* [Given exercise] Would you retype all of these records exactly?

* [Extracted information]
________________________

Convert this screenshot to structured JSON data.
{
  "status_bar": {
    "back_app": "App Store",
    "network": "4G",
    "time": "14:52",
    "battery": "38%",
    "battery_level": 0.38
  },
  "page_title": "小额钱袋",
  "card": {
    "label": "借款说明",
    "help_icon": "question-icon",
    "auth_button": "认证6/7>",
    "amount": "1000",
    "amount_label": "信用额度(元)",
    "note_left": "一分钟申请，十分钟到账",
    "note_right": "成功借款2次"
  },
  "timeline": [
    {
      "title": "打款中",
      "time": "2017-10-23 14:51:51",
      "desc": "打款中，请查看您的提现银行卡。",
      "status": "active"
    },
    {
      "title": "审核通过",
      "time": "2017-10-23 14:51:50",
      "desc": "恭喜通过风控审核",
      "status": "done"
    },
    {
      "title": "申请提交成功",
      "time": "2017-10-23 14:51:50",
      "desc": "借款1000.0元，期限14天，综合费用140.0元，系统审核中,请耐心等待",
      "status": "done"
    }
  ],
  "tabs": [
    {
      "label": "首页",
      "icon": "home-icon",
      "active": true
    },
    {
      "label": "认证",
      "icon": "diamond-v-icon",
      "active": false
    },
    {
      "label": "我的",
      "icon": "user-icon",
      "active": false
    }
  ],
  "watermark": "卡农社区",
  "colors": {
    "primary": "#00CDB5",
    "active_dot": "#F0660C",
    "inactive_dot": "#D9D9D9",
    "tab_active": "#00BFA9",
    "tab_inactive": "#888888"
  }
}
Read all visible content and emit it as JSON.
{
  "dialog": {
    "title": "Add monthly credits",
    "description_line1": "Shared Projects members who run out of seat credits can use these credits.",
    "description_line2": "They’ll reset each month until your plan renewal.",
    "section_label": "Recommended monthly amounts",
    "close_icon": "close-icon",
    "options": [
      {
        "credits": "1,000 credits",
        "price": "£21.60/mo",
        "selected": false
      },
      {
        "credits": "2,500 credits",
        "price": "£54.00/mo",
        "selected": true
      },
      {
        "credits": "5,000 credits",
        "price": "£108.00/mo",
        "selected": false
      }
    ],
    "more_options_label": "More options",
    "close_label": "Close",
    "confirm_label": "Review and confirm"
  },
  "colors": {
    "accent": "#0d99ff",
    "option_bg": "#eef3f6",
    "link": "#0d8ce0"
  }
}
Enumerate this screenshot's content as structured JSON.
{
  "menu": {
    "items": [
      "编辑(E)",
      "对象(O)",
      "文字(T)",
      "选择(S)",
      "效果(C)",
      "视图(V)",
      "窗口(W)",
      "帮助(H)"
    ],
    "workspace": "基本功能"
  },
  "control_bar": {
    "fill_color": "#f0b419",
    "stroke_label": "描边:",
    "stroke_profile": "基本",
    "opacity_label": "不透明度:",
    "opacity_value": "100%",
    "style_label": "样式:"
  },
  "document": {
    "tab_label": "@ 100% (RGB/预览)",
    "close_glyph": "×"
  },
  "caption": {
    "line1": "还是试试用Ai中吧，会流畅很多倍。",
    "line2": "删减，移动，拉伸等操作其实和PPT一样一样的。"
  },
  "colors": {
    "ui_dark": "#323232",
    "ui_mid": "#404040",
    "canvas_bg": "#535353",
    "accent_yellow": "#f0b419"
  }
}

________________________

* [Answer]
Convert this screenshot to structured JSON data.
{
  "status_bar": {
    "back_app": "App Store",
    "network": "4G",
    "time": "14:52",
    "battery": "38%",
    "battery_level": 0.38
  },
  "page_title": "小额钱袋",
  "card": {
    "label": "借款说明",
    "help_icon": "question-icon",
    "auth_button": "认证6/7>",
    "amount": "1000",
    "amount_label": "信用额度(元)",
    "note_left": "一分钟申请，十分钟到账",
    "note_right": "成功借款2次"
  },
  "timeline": [
    {
      "title": "打款中",
      "time": "2017-10-23 14:51:51",
      "desc": "打款中，请查看您的提现银行卡。",
      "status": "active"
    },
    {
      "title": "审核通过",
      "time": "2017-10-23 14:51:50",
      "desc": "恭喜通过风控审核",
      "status": "done"
    },
    {
      "title": "申请提交成功",
      "time": "2017-10-23 14:51:50",
      "desc": "借款1000.0元，期限14天，综合费用140.0元，系统审核中,请耐心等待",
      "status": "done"
    }
  ],
  "tabs": [
    {
      "label": "首页",
      "icon": "home-icon",
      "active": true
    },
    {
      "label": "认证",
      "icon": "diamond-v-icon",
      "active": false
    },
    {
      "label": "我的",
      "icon": "user-icon",
      "active": false
    }
  ],
  "watermark": "卡农社区",
  "colors": {
    "primary": "#00CDB5",
    "active_dot": "#F0660C",
    "inactive_dot": "#D9D9D9",
    "tab_active": "#00BFA9",
    "tab_inactive": "#888888"
  }
}
Read all visible content and emit it as JSON.
{
  "dialog": {
    "title": "Add monthly credits",
    "description_line1": "Shared Projects members who run out of seat credits can use these credits.",
    "description_line2": "They’ll reset each month until your plan renewal.",
    "section_label": "Recommended monthly amounts",
    "close_icon": "close-icon",
    "options": [
      {
        "credits": "1,000 credits",
        "price": "£21.60/mo",
        "selected": false
      },
      {
        "credits": "2,500 credits",
        "price": "£54.00/mo",
        "selected": true
      },
      {
        "credits": "5,000 credits",
        "price": "£108.00/mo",
        "selected": false
      }
    ],
    "more_options_label": "More options",
    "close_label": "Close",
    "confirm_label": "Review and confirm"
  },
  "colors": {
    "accent": "#0d99ff",
    "option_bg": "#eef3f6",
    "link": "#0d8ce0"
  }
}
Enumerate this screenshot's content as structured JSON.
{
  "menu": {
    "items": [
      "编辑(E)",
      "对象(O)",
      "文字(T)",
      "选择(S)",
      "效果(C)",
      "视图(V)",
      "窗口(W)",
      "帮助(H)"
    ],
    "workspace": "基本功能"
  },
  "control_bar": {
    "fill_color": "#f0b419",
    "stroke_label": "描边:",
    "stroke_profile": "基本",
    "opacity_label": "不透明度:",
    "opacity_value": "100%",
    "style_label": "样式:"
  },
  "document": {
    "tab_label": "@ 100% (RGB/预览)",
    "close_glyph": "×"
  },
  "caption": {
    "line1": "还是试试用Ai中吧，会流畅很多倍。",
    "line2": "删减，移动，拉伸等操作其实和PPT一样一样的。"
  },
  "colors": {
    "ui_dark": "#323232",
    "ui_mid": "#404040",
    "canvas_bg": "#535353",
    "accent_yellow": "#f0b419"
  }
}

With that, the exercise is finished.